What to produce: You are to retype all of the data exactly as it appears.

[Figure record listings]
▼

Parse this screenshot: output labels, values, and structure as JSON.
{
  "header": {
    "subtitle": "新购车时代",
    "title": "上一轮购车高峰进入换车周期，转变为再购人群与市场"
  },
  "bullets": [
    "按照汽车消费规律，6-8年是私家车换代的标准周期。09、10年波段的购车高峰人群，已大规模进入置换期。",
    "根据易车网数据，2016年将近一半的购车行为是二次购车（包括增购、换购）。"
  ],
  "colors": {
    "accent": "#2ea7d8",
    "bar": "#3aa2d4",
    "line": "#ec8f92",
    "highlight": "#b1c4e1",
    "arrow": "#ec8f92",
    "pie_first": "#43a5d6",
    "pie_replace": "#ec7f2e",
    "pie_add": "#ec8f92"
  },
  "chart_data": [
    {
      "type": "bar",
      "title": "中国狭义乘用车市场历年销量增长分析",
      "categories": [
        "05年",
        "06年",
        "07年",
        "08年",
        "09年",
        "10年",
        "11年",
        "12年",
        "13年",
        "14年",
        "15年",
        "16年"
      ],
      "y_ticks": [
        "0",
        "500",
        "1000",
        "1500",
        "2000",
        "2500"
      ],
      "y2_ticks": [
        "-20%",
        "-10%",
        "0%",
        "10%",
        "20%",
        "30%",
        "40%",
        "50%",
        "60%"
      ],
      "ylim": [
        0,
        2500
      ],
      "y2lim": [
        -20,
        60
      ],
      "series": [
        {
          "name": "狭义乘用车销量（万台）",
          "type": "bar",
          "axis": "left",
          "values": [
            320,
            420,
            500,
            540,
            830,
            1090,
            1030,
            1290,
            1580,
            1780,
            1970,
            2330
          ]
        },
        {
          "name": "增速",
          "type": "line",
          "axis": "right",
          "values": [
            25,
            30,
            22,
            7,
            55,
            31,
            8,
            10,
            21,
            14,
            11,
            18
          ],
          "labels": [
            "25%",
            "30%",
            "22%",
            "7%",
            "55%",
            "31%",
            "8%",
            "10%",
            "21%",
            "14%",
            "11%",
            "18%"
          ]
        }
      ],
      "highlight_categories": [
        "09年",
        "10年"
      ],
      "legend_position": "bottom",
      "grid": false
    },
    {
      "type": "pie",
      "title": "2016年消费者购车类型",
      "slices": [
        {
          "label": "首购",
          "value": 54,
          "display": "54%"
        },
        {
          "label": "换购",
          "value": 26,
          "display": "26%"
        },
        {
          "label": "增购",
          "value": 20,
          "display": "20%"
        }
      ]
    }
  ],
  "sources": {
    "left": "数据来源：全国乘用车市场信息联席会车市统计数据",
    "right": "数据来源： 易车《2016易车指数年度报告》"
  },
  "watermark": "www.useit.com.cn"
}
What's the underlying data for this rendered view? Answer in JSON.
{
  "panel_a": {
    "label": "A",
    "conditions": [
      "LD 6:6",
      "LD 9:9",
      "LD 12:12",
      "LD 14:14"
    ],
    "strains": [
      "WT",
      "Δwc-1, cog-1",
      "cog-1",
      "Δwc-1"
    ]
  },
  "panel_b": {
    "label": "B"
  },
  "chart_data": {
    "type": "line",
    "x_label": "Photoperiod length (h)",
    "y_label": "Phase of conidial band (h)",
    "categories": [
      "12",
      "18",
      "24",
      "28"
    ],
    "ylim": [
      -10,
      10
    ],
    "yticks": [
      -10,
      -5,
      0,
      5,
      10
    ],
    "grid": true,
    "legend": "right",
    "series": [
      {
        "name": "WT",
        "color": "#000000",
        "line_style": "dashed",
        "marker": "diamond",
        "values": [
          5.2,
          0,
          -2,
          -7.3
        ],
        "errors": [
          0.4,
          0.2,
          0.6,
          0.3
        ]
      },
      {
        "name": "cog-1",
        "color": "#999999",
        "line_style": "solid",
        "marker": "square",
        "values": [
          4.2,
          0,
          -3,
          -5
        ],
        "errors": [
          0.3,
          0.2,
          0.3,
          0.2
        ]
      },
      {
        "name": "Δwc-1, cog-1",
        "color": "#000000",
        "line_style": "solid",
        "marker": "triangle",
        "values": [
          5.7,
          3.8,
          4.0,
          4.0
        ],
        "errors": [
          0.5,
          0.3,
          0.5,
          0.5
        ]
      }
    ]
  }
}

▲

Finished answer:
Parse this screenshot: output labels, values, and structure as JSON.
{
  "header": {
    "subtitle": "新购车时代",
    "title": "上一轮购车高峰进入换车周期，转变为再购人群与市场"
  },
  "bullets": [
    "按照汽车消费规律，6-8年是私家车换代的标准周期。09、10年波段的购车高峰人群，已大规模进入置换期。",
    "根据易车网数据，2016年将近一半的购车行为是二次购车（包括增购、换购）。"
  ],
  "colors": {
    "accent": "#2ea7d8",
    "bar": "#3aa2d4",
    "line": "#ec8f92",
    "highlight": "#b1c4e1",
    "arrow": "#ec8f92",
    "pie_first": "#43a5d6",
    "pie_replace": "#ec7f2e",
    "pie_add": "#ec8f92"
  },
  "chart_data": [
    {
      "type": "bar",
      "title": "中国狭义乘用车市场历年销量增长分析",
      "categories": [
        "05年",
        "06年",
        "07年",
        "08年",
        "09年",
        "10年",
        "11年",
        "12年",
        "13年",
        "14年",
        "15年",
        "16年"
      ],
      "y_ticks": [
        "0",
        "500",
        "1000",
        "1500",
        "2000",
        "2500"
      ],
      "y2_ticks": [
        "-20%",
        "-10%",
        "0%",
        "10%",
        "20%",
        "30%",
        "40%",
        "50%",
        "60%"
      ],
      "ylim": [
        0,
        2500
      ],
      "y2lim": [
        -20,
        60
      ],
      "series": [
        {
          "name": "狭义乘用车销量（万台）",
          "type": "bar",
          "axis": "left",
          "values": [
            320,
            420,
            500,
            540,
            830,
            1090,
            1030,
            1290,
            1580,
            1780,
            1970,
            2330
          ]
        },
        {
          "name": "增速",
          "type": "line",
          "axis": "right",
          "values": [
            25,
            30,
            22,
            7,
            55,
            31,
            8,
            10,
            21,
            14,
            11,
            18
          ],
          "labels": [
            "25%",
            "30%",
            "22%",
            "7%",
            "55%",
            "31%",
            "8%",
            "10%",
            "21%",
            "14%",
            "11%",
            "18%"
          ]
        }
      ],
      "highlight_categories": [
        "09年",
        "10年"
      ],
      "legend_position": "bottom",
      "grid": false
    },
    {
      "type": "pie",
      "title": "2016年消费者购车类型",
      "slices": [
        {
          "label": "首购",
          "value": 54,
          "display": "54%"
        },
        {
          "label": "换购",
          "value": 26,
          "display": "26%"
        },
        {
          "label": "增购",
          "value": 20,
          "display": "20%"
        }
      ]
    }
  ],
  "sources": {
    "left": "数据来源：全国乘用车市场信息联席会车市统计数据",
    "right": "数据来源： 易车《2016易车指数年度报告》"
  },
  "watermark": "www.useit.com.cn"
}
What's the underlying data for this rendered view? Answer in JSON.
{
  "panel_a": {
    "label": "A",
    "conditions": [
      "LD 6:6",
      "LD 9:9",
      "LD 12:12",
      "LD 14:14"
    ],
    "strains": [
      "WT",
      "Δwc-1, cog-1",
      "cog-1",
      "Δwc-1"
    ]
  },
  "panel_b": {
    "label": "B"
  },
  "chart_data": {
    "type": "line",
    "x_label": "Photoperiod length (h)",
    "y_label": "Phase of conidial band (h)",
    "categories": [
      "12",
      "18",
      "24",
      "28"
    ],
    "ylim": [
      -10,
      10
    ],
    "yticks": [
      -10,
      -5,
      0,
      5,
      10
    ],
    "grid": true,
    "legend": "right",
    "series": [
      {
        "name": "WT",
        "color": "#000000",
        "line_style": "dashed",
        "marker": "diamond",
        "values": [
          5.2,
          0,
          -2,
          -7.3
        ],
        "errors": [
          0.4,
          0.2,
          0.6,
          0.3
        ]
      },
      {
        "name": "cog-1",
        "color": "#999999",
        "line_style": "solid",
        "marker": "square",
        "values": [
          4.2,
          0,
          -3,
          -5
        ],
        "errors": [
          0.3,
          0.2,
          0.3,
          0.2
        ]
      },
      {
        "name": "Δwc-1, cog-1",
        "color": "#000000",
        "line_style": "solid",
        "marker": "triangle",
        "values": [
          5.7,
          3.8,
          4.0,
          4.0
        ],
        "errors": [
          0.5,
          0.3,
          0.5,
          0.5
        ]
      }
    ]
  }
}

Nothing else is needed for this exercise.